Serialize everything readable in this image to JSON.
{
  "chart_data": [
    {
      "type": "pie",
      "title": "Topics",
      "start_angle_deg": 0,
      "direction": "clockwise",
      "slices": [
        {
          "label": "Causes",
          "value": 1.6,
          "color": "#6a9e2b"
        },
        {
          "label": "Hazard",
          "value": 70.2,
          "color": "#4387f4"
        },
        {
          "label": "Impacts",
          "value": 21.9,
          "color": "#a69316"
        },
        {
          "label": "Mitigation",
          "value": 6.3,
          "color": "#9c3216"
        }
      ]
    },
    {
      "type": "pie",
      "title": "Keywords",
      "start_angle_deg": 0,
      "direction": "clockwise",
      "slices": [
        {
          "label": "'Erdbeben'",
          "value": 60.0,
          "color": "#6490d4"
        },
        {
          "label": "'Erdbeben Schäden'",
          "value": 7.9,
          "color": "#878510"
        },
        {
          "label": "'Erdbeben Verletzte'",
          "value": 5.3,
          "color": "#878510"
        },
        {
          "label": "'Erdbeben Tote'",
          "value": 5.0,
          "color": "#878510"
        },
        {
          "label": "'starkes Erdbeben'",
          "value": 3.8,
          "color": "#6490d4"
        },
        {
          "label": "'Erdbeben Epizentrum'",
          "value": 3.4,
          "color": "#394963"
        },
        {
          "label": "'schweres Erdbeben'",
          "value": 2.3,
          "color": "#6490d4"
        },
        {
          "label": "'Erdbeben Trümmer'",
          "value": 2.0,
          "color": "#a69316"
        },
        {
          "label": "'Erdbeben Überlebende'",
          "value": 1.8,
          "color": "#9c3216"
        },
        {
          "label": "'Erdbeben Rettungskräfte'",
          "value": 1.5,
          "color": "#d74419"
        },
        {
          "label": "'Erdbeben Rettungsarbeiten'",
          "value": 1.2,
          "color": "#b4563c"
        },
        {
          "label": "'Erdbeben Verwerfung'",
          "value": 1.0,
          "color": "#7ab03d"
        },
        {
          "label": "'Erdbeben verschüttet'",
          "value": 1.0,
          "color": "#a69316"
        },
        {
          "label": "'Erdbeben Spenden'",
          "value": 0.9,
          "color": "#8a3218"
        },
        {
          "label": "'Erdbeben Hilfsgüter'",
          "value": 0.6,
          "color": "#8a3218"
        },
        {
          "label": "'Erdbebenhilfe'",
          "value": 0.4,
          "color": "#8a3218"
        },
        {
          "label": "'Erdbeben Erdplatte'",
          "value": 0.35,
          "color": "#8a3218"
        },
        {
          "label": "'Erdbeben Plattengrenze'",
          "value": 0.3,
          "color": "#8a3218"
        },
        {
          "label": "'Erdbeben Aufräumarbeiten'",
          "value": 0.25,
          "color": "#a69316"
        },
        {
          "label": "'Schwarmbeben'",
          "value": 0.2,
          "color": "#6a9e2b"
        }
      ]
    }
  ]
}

TASK INSTRUCTIONS: From the data above, extract every line in its exact form.

TASK ANSWER:
Serialize everything readable in this image to JSON.
{
  "chart_data": [
    {
      "type": "pie",
      "title": "Topics",
      "start_angle_deg": 0,
      "direction": "clockwise",
      "slices": [
        {
          "label": "Causes",
          "value": 1.6,
          "color": "#6a9e2b"
        },
        {
          "label": "Hazard",
          "value": 70.2,
          "color": "#4387f4"
        },
        {
          "label": "Impacts",
          "value": 21.9,
          "color": "#a69316"
        },
        {
          "label": "Mitigation",
          "value": 6.3,
          "color": "#9c3216"
        }
      ]
    },
    {
      "type": "pie",
      "title": "Keywords",
      "start_angle_deg": 0,
      "direction": "clockwise",
      "slices": [
        {
          "label": "'Erdbeben'",
          "value": 60.0,
          "color": "#6490d4"
        },
        {
          "label": "'Erdbeben Schäden'",
          "value": 7.9,
          "color": "#878510"
        },
        {
          "label": "'Erdbeben Verletzte'",
          "value": 5.3,
          "color": "#878510"
        },
        {
          "label": "'Erdbeben Tote'",
          "value": 5.0,
          "color": "#878510"
        },
        {
          "label": "'starkes Erdbeben'",
          "value": 3.8,
          "color": "#6490d4"
        },
        {
          "label": "'Erdbeben Epizentrum'",
          "value": 3.4,
          "color": "#394963"
        },
        {
          "label": "'schweres Erdbeben'",
          "value": 2.3,
          "color": "#6490d4"
        },
        {
          "label": "'Erdbeben Trümmer'",
          "value": 2.0,
          "color": "#a69316"
        },
        {
          "label": "'Erdbeben Überlebende'",
          "value": 1.8,
          "color": "#9c3216"
        },
        {
          "label": "'Erdbeben Rettungskräfte'",
          "value": 1.5,
          "color": "#d74419"
        },
        {
          "label": "'Erdbeben Rettungsarbeiten'",
          "value": 1.2,
          "color": "#b4563c"
        },
        {
          "label": "'Erdbeben Verwerfung'",
          "value": 1.0,
          "color": "#7ab03d"
        },
        {
          "label": "'Erdbeben verschüttet'",
          "value": 1.0,
          "color": "#a69316"
        },
        {
          "label": "'Erdbeben Spenden'",
          "value": 0.9,
          "color": "#8a3218"
        },
        {
          "label": "'Erdbeben Hilfsgüter'",
          "value": 0.6,
          "color": "#8a3218"
        },
        {
          "label": "'Erdbebenhilfe'",
          "value": 0.4,
          "color": "#8a3218"
        },
        {
          "label": "'Erdbeben Erdplatte'",
          "value": 0.35,
          "color": "#8a3218"
        },
        {
          "label": "'Erdbeben Plattengrenze'",
          "value": 0.3,
          "color": "#8a3218"
        },
        {
          "label": "'Erdbeben Aufräumarbeiten'",
          "value": 0.25,
          "color": "#a69316"
        },
        {
          "label": "'Schwarmbeben'",
          "value": 0.2,
          "color": "#6a9e2b"
        }
      ]
    }
  ]
}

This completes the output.